Stated goal: How many lines in the listing below include the word "xlabel"? Reply with the count alone.

______________________________

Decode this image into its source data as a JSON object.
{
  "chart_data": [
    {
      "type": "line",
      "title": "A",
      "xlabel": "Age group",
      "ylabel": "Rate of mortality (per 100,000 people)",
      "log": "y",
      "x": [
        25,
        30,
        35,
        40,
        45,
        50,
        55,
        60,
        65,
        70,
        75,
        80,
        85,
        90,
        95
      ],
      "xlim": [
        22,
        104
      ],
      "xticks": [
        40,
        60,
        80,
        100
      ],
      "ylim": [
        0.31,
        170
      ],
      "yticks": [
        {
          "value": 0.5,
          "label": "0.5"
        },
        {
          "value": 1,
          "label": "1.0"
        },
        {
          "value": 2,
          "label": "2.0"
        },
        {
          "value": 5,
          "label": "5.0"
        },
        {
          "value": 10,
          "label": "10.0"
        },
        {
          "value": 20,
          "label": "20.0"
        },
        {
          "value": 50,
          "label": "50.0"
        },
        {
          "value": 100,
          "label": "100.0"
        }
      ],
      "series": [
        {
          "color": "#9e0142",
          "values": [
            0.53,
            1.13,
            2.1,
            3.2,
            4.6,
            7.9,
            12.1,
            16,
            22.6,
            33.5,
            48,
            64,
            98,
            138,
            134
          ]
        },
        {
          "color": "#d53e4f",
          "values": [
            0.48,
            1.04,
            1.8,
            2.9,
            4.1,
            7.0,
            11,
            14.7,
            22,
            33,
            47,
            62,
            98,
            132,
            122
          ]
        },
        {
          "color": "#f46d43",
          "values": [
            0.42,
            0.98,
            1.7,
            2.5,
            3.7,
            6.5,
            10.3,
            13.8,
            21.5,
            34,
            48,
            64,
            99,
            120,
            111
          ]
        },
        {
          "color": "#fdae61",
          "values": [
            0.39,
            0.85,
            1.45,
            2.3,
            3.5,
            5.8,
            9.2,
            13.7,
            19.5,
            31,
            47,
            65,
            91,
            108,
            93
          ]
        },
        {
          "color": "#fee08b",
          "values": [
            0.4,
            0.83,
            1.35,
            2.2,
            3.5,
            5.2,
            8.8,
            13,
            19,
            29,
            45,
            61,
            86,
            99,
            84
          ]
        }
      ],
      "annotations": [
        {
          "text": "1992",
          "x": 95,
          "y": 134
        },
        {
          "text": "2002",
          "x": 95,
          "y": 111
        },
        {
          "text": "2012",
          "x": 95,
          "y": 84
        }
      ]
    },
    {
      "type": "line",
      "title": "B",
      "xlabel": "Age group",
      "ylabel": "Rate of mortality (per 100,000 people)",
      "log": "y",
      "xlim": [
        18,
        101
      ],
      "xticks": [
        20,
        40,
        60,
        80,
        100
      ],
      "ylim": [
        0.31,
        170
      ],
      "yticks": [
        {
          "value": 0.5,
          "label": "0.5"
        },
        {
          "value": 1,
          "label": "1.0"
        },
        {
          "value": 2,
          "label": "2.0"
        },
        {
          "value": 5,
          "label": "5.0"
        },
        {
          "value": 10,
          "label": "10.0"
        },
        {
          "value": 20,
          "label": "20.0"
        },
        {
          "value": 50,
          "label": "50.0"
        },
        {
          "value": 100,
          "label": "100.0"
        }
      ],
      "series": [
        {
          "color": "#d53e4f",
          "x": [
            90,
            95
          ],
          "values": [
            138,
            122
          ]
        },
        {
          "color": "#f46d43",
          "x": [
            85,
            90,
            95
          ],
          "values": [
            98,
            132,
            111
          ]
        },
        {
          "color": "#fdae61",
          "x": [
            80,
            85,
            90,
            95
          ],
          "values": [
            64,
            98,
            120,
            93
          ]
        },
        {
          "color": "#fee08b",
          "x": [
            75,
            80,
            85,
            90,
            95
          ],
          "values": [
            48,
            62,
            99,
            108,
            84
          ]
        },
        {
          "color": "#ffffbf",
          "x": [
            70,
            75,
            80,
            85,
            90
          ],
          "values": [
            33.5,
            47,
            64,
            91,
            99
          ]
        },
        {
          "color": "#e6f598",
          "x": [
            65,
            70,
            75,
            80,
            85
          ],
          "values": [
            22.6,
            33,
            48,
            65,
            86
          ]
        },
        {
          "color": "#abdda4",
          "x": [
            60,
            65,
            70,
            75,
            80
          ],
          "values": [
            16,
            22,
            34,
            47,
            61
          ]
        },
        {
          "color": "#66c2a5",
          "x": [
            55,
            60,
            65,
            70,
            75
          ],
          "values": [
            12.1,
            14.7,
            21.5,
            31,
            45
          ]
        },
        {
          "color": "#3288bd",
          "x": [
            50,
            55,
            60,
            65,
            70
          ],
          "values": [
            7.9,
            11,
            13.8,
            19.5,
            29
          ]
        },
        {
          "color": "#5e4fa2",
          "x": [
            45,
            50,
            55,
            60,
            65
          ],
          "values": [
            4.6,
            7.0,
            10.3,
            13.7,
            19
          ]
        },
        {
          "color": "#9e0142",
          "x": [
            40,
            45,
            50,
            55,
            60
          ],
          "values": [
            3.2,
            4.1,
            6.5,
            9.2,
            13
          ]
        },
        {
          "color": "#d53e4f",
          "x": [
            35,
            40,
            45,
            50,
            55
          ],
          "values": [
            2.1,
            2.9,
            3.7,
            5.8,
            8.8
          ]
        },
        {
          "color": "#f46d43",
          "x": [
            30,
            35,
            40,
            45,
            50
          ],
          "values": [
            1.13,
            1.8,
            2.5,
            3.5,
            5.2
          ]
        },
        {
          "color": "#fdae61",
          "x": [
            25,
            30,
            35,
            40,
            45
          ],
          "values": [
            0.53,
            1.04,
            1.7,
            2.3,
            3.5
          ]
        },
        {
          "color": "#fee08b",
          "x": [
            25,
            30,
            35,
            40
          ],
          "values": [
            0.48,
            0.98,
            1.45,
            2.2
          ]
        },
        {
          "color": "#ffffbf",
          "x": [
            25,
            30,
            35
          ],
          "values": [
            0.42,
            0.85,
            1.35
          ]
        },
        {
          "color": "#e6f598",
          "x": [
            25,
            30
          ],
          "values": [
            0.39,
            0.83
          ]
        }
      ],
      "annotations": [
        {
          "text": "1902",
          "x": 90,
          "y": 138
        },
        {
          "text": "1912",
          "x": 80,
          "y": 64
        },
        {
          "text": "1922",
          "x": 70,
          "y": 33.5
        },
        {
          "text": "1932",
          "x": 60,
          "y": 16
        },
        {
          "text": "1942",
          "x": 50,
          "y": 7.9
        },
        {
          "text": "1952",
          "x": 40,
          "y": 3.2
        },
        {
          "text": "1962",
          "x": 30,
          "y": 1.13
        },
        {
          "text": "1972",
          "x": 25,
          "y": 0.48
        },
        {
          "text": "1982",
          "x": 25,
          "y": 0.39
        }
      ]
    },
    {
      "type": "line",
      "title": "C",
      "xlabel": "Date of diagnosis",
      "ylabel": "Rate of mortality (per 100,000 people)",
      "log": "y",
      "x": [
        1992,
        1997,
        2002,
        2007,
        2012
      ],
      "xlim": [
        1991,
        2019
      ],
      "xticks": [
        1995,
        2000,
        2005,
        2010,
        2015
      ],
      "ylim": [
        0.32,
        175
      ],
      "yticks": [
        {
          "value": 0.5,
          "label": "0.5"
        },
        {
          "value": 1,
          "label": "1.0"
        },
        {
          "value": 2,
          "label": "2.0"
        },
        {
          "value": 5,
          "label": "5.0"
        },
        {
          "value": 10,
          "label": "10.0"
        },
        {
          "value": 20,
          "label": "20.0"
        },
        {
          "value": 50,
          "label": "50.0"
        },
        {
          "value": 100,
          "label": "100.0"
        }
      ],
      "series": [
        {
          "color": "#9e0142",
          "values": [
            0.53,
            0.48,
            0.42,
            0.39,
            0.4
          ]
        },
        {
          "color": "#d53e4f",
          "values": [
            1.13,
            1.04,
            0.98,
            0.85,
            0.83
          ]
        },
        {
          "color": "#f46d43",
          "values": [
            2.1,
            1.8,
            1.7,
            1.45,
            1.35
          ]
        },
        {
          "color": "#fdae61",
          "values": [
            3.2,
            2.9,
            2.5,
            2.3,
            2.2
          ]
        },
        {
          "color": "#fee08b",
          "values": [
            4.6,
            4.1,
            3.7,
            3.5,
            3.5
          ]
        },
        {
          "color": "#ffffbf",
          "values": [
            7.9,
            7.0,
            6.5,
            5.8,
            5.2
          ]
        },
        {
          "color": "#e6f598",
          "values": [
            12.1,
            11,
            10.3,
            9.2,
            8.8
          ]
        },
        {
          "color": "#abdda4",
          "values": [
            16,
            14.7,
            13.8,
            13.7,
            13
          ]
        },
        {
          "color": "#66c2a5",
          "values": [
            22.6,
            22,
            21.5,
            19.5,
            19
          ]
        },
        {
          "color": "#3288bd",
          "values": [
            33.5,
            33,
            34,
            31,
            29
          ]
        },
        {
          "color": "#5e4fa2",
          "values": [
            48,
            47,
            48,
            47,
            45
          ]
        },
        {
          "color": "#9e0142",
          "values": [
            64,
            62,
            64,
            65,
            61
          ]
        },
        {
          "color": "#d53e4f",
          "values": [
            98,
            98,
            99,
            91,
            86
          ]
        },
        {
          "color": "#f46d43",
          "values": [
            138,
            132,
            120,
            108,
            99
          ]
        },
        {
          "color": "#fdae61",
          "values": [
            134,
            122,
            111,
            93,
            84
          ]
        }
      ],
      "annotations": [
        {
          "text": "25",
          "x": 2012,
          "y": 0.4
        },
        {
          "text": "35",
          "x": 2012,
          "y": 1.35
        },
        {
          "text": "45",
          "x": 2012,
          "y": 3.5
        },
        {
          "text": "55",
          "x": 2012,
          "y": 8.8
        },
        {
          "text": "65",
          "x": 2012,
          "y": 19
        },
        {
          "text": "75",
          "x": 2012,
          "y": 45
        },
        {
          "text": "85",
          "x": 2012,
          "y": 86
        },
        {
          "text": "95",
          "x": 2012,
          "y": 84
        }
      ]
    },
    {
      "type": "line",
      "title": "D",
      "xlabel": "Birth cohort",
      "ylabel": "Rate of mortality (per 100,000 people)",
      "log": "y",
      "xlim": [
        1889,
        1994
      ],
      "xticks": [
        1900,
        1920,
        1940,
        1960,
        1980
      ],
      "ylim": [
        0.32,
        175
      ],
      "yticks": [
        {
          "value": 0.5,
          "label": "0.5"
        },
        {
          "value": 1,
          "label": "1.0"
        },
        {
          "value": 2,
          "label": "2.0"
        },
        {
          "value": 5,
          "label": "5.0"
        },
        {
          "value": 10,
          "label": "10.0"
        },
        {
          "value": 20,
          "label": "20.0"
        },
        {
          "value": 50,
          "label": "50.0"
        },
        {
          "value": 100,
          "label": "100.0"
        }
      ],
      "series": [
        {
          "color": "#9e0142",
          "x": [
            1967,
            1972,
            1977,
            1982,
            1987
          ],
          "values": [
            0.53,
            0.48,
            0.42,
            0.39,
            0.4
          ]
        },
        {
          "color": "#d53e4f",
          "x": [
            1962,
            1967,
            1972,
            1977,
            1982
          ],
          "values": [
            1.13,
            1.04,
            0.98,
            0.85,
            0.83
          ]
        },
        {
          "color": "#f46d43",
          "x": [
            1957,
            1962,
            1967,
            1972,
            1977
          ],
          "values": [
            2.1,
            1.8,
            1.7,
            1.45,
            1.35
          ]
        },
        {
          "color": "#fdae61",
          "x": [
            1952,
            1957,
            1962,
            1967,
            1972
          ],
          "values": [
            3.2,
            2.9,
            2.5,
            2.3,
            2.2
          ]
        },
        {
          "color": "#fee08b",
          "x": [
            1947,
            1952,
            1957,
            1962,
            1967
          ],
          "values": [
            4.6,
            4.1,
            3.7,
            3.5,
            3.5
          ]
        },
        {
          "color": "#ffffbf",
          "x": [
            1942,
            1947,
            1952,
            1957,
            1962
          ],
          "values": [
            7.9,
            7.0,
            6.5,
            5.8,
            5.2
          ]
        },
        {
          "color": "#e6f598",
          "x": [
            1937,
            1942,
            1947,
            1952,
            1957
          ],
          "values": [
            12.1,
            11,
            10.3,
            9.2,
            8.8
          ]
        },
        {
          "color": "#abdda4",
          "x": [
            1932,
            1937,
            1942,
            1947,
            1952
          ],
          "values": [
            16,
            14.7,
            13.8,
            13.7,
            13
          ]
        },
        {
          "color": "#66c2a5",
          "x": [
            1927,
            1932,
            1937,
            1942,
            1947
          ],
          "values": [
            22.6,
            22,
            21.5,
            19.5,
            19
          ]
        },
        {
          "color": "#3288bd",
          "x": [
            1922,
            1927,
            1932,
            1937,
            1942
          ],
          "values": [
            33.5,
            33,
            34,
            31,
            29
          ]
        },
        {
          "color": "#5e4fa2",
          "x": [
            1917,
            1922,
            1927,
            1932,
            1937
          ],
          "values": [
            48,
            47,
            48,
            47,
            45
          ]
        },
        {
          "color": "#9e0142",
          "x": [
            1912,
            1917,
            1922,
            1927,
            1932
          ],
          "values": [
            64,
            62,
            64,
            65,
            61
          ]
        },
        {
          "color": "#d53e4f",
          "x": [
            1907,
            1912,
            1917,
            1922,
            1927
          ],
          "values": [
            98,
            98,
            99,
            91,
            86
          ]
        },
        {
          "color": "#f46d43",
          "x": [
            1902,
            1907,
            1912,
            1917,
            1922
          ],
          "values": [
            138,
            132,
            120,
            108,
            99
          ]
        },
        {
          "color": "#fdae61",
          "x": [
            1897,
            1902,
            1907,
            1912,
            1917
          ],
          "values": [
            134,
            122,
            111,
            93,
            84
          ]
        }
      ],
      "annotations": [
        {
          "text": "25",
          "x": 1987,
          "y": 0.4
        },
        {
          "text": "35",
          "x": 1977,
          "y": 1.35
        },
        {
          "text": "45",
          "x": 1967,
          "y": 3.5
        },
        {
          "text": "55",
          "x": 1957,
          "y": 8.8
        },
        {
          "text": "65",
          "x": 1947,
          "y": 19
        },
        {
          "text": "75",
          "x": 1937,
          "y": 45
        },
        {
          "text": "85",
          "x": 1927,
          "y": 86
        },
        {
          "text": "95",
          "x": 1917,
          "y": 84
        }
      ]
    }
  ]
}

______________________________

The response: 4